◆ What needs to be done ◆
Copy all lines that contain the word "διαθλάσεως".

Dataset entries

--

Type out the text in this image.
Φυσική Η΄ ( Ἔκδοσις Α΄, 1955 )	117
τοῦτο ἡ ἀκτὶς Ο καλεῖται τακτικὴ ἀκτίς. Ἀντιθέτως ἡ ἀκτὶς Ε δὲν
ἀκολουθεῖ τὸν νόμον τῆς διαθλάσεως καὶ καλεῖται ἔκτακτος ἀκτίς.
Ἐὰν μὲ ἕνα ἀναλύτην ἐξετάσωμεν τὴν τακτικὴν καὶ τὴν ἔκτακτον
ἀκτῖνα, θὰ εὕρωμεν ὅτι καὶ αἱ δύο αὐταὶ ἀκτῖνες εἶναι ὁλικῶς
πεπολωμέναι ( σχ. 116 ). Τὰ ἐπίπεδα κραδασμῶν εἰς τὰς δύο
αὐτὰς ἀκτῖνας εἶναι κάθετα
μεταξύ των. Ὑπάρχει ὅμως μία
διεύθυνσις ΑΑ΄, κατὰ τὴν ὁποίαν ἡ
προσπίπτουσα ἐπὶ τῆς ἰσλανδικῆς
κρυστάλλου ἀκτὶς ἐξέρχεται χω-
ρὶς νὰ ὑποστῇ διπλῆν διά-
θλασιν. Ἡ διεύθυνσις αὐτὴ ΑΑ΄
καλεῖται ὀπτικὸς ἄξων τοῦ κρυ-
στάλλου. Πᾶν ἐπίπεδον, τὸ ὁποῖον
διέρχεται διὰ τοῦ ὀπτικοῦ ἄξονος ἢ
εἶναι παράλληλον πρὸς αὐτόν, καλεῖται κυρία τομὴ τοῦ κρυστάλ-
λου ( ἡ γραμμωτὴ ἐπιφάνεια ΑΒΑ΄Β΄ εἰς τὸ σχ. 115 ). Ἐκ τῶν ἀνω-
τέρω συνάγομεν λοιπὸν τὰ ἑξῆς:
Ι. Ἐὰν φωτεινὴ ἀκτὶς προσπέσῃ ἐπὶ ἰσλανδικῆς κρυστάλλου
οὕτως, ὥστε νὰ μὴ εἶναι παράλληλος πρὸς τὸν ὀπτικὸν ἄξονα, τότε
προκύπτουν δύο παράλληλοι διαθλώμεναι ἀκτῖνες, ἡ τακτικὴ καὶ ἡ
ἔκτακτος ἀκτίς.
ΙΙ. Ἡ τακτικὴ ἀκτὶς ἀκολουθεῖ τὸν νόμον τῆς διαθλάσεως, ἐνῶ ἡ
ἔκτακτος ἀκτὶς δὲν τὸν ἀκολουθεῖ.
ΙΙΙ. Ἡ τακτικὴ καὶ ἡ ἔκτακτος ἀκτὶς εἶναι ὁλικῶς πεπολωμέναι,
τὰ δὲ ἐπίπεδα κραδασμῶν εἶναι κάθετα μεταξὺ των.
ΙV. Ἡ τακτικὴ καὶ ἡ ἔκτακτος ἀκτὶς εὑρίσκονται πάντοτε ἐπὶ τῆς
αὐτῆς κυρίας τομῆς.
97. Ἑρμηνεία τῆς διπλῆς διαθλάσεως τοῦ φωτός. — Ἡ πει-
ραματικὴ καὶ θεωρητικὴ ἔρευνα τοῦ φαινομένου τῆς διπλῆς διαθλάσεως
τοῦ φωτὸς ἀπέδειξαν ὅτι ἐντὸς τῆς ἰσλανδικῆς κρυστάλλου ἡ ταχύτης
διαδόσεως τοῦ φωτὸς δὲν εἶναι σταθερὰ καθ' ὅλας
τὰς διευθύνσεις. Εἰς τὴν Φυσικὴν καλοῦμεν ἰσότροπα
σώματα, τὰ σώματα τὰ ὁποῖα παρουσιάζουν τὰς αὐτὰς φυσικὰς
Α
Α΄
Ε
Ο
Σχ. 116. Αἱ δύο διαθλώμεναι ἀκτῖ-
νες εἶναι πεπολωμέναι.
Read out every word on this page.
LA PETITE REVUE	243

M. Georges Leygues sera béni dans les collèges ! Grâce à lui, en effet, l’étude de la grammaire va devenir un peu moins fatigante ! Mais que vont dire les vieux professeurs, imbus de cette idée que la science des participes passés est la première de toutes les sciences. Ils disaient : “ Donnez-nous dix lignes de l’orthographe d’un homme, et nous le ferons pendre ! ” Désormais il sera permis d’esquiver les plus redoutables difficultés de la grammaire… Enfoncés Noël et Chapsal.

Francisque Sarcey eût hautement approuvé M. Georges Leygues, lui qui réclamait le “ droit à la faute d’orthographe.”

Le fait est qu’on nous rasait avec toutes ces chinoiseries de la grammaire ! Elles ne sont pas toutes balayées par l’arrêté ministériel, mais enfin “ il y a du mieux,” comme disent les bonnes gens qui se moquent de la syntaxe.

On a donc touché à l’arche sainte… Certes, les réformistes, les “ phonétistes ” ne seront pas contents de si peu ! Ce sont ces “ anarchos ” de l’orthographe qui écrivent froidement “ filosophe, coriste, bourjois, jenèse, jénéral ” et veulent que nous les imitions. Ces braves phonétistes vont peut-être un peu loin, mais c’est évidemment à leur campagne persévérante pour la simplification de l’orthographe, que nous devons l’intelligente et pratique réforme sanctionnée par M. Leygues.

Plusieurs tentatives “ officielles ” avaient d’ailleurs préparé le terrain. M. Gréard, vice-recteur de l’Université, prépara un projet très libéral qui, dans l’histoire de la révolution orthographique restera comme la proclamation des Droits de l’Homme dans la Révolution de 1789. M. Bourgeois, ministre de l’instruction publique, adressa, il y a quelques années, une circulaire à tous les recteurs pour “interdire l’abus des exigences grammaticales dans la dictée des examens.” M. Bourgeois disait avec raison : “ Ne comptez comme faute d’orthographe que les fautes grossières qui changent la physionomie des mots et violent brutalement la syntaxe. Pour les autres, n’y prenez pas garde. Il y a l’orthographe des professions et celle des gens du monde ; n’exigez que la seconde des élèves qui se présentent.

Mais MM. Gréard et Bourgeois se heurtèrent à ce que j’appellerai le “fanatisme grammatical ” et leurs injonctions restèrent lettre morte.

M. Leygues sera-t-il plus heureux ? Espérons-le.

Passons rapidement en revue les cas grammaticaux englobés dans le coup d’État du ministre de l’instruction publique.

--

◆ Output of the task ◆
ἀκολουθεῖ τὸν νόμον τῆς διαθλάσεως καὶ καλεῖται ἔκτακτος ἀκτίς.
ΙΙ. Ἡ τακτικὴ ἀκτὶς ἀκολουθεῖ τὸν νόμον τῆς διαθλάσεως, ἐνῶ ἡ
97. Ἑρμηνεία τῆς διπλῆς διαθλάσεως τοῦ φωτός. — Ἡ πει-
ραματικὴ καὶ θεωρητικὴ ἔρευνα τοῦ φαινομένου τῆς διπλῆς διαθλάσεως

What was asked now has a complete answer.